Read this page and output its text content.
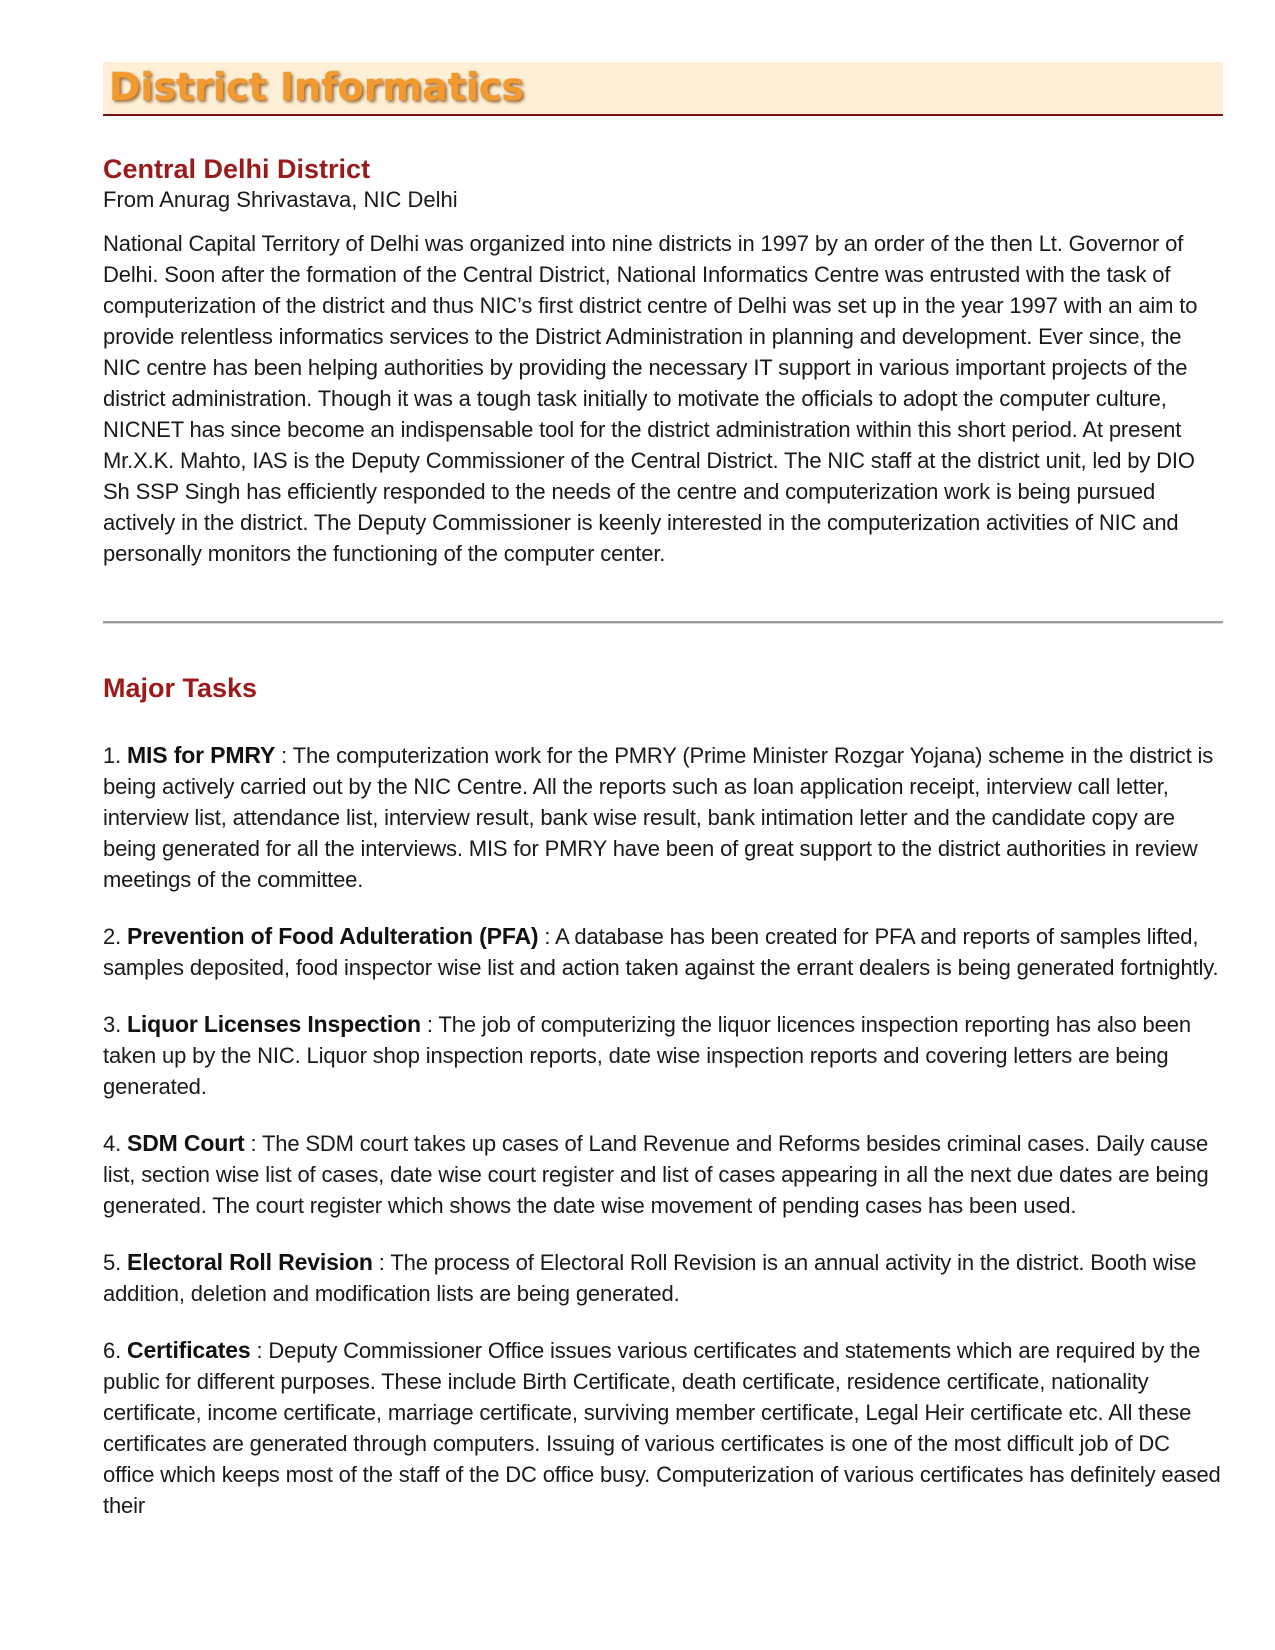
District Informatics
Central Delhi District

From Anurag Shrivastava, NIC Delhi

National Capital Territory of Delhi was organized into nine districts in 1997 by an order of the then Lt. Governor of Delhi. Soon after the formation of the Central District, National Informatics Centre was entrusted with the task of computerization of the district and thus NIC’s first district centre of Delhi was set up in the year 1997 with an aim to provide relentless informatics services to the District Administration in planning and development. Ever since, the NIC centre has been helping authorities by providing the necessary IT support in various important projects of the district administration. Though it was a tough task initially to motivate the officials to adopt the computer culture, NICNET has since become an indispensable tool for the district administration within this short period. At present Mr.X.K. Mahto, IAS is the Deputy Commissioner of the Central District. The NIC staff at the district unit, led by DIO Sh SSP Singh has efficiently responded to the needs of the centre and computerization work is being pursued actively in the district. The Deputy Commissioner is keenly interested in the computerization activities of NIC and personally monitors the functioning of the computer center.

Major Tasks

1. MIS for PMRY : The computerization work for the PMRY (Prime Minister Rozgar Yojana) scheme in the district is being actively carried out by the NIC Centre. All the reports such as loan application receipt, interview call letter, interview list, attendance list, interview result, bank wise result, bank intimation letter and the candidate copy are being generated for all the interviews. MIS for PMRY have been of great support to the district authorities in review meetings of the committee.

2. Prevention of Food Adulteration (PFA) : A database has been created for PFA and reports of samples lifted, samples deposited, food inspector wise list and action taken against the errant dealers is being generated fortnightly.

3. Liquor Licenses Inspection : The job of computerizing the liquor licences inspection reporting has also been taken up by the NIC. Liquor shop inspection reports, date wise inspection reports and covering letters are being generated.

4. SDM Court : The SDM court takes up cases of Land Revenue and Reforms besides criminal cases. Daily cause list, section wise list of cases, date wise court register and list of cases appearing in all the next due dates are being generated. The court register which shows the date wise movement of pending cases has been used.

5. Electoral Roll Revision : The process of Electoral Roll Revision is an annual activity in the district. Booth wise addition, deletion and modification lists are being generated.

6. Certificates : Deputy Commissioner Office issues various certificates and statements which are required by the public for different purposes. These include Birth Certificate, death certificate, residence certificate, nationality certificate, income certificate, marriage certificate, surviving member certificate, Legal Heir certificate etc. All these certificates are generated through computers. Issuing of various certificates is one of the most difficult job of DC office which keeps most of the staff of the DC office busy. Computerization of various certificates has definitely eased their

===

# Description of the task
Quote the full listing above word for word; exclude every picture from the copy.

# Exercise result
Read this page and output its text content.
District Informatics
Central Delhi District

From Anurag Shrivastava, NIC Delhi

National Capital Territory of Delhi was organized into nine districts in 1997 by an order of the then Lt. Governor of Delhi. Soon after the formation of the Central District, National Informatics Centre was entrusted with the task of computerization of the district and thus NIC’s first district centre of Delhi was set up in the year 1997 with an aim to provide relentless informatics services to the District Administration in planning and development. Ever since, the NIC centre has been helping authorities by providing the necessary IT support in various important projects of the district administration. Though it was a tough task initially to motivate the officials to adopt the computer culture, NICNET has since become an indispensable tool for the district administration within this short period. At present Mr.X.K. Mahto, IAS is the Deputy Commissioner of the Central District. The NIC staff at the district unit, led by DIO Sh SSP Singh has efficiently responded to the needs of the centre and computerization work is being pursued actively in the district. The Deputy Commissioner is keenly interested in the computerization activities of NIC and personally monitors the functioning of the computer center.

Major Tasks

1. MIS for PMRY : The computerization work for the PMRY (Prime Minister Rozgar Yojana) scheme in the district is being actively carried out by the NIC Centre. All the reports such as loan application receipt, interview call letter, interview list, attendance list, interview result, bank wise result, bank intimation letter and the candidate copy are being generated for all the interviews. MIS for PMRY have been of great support to the district authorities in review meetings of the committee.

2. Prevention of Food Adulteration (PFA) : A database has been created for PFA and reports of samples lifted, samples deposited, food inspector wise list and action taken against the errant dealers is being generated fortnightly.

3. Liquor Licenses Inspection : The job of computerizing the liquor licences inspection reporting has also been taken up by the NIC. Liquor shop inspection reports, date wise inspection reports and covering letters are being generated.

4. SDM Court : The SDM court takes up cases of Land Revenue and Reforms besides criminal cases. Daily cause list, section wise list of cases, date wise court register and list of cases appearing in all the next due dates are being generated. The court register which shows the date wise movement of pending cases has been used.

5. Electoral Roll Revision : The process of Electoral Roll Revision is an annual activity in the district. Booth wise addition, deletion and modification lists are being generated.

6. Certificates : Deputy Commissioner Office issues various certificates and statements which are required by the public for different purposes. These include Birth Certificate, death certificate, residence certificate, nationality certificate, income certificate, marriage certificate, surviving member certificate, Legal Heir certificate etc. All these certificates are generated through computers. Issuing of various certificates is one of the most difficult job of DC office which keeps most of the staff of the DC office busy. Computerization of various certificates has definitely eased their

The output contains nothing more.